● **Exercise material**
====================

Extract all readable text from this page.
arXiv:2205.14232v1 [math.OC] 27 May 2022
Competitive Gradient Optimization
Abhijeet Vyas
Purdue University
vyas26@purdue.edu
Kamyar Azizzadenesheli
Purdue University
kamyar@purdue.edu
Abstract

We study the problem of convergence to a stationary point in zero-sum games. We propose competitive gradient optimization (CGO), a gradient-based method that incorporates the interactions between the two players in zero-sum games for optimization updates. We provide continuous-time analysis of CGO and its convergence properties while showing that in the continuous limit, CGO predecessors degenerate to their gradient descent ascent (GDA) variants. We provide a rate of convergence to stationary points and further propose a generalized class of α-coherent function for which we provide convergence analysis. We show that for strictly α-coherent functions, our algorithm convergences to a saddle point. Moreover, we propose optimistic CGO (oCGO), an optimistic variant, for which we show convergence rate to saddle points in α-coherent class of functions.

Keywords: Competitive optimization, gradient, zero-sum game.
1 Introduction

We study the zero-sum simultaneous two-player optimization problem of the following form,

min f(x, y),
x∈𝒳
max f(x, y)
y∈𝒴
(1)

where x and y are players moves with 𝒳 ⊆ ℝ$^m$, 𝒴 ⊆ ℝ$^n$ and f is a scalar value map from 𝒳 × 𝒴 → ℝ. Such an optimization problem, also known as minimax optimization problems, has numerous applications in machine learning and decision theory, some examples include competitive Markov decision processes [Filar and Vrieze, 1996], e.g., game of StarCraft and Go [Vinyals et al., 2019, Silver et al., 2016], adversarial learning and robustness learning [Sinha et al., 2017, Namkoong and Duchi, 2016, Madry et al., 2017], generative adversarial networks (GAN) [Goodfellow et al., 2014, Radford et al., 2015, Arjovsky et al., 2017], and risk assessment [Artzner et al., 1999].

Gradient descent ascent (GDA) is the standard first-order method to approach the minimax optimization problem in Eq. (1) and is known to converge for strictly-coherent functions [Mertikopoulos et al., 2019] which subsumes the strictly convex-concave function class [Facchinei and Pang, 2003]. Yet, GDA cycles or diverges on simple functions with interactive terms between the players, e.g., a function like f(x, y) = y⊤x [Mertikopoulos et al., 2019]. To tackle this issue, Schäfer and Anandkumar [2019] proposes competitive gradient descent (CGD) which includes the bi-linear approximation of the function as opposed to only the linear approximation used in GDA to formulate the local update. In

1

====================

● **The request**
Above are the records. Identify each line that contains the word "minimax".

● **Response below**
where x and y are players moves with 𝒳 ⊆ ℝ$^m$, 𝒴 ⊆ ℝ$^n$ and f is a scalar value map from 𝒳 × 𝒴 → ℝ. Such an optimization problem, also known as minimax optimization problems, has numerous applications in machine learning and decision theory, some examples include competitive Markov decision processes [Filar and Vrieze, 1996], e.g., game of StarCraft and Go [Vinyals et al., 2019, Silver et al., 2016], adversarial learning and robustness learning [Sinha et al., 2017, Namkoong and Duchi, 2016, Madry et al., 2017], generative adversarial networks (GAN) [Goodfellow et al., 2014, Radford et al., 2015, Arjovsky et al., 2017], and risk assessment [Artzner et al., 1999].
Gradient descent ascent (GDA) is the standard first-order method to approach the minimax optimization problem in Eq. (1) and is known to converge for strictly-coherent functions [Mertikopoulos et al., 2019] which subsumes the strictly convex-concave function class [Facchinei and Pang, 2003]. Yet, GDA cycles or diverges on simple functions with interactive terms between the players, e.g., a function like f(x, y) = y⊤x [Mertikopoulos et al., 2019]. To tackle this issue, Schäfer and Anandkumar [2019] proposes competitive gradient descent (CGD) which includes the bi-linear approximation of the function as opposed to only the linear approximation used in GDA to formulate the local update. In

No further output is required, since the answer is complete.